_What the task asks_:
Give nothing except the number of lines containing the word "物业管理部".

_Data for the task_:
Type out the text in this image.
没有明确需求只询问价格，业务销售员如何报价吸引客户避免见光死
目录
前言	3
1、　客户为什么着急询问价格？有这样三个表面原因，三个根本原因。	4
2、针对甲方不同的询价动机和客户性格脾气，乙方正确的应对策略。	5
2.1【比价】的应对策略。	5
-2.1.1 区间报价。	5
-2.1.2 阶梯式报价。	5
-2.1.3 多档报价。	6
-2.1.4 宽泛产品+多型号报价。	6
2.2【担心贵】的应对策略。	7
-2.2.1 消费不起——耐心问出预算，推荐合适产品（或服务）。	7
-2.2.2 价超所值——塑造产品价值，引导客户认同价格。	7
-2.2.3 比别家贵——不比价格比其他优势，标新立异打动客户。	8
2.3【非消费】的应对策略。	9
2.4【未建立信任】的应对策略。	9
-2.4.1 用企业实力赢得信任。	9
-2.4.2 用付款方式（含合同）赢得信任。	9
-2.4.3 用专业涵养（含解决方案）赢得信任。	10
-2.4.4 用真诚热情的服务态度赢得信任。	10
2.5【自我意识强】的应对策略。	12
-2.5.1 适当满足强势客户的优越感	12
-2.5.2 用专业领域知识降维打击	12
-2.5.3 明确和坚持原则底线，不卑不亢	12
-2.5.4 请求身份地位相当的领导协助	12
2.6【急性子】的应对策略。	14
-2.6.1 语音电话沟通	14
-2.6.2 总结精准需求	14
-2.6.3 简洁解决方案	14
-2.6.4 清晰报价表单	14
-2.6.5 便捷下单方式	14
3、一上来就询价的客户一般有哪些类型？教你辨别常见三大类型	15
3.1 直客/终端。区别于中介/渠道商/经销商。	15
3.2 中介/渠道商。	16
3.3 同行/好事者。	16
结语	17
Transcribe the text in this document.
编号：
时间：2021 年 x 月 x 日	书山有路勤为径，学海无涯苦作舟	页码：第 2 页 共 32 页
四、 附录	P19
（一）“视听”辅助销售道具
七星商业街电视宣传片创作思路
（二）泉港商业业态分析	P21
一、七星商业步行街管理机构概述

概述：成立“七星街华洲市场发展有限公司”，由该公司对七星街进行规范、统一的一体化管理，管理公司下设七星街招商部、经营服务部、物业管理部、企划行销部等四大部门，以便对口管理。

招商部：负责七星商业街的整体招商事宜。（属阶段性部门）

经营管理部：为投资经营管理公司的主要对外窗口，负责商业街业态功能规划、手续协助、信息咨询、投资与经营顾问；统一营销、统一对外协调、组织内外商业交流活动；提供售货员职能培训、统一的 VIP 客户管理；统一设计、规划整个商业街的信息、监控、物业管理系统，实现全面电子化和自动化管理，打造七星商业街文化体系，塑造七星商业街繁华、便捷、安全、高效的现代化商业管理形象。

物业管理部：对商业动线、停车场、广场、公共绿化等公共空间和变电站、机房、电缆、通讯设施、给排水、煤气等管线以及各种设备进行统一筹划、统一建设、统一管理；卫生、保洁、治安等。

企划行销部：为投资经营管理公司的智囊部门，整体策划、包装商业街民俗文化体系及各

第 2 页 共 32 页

_Completed task_:
2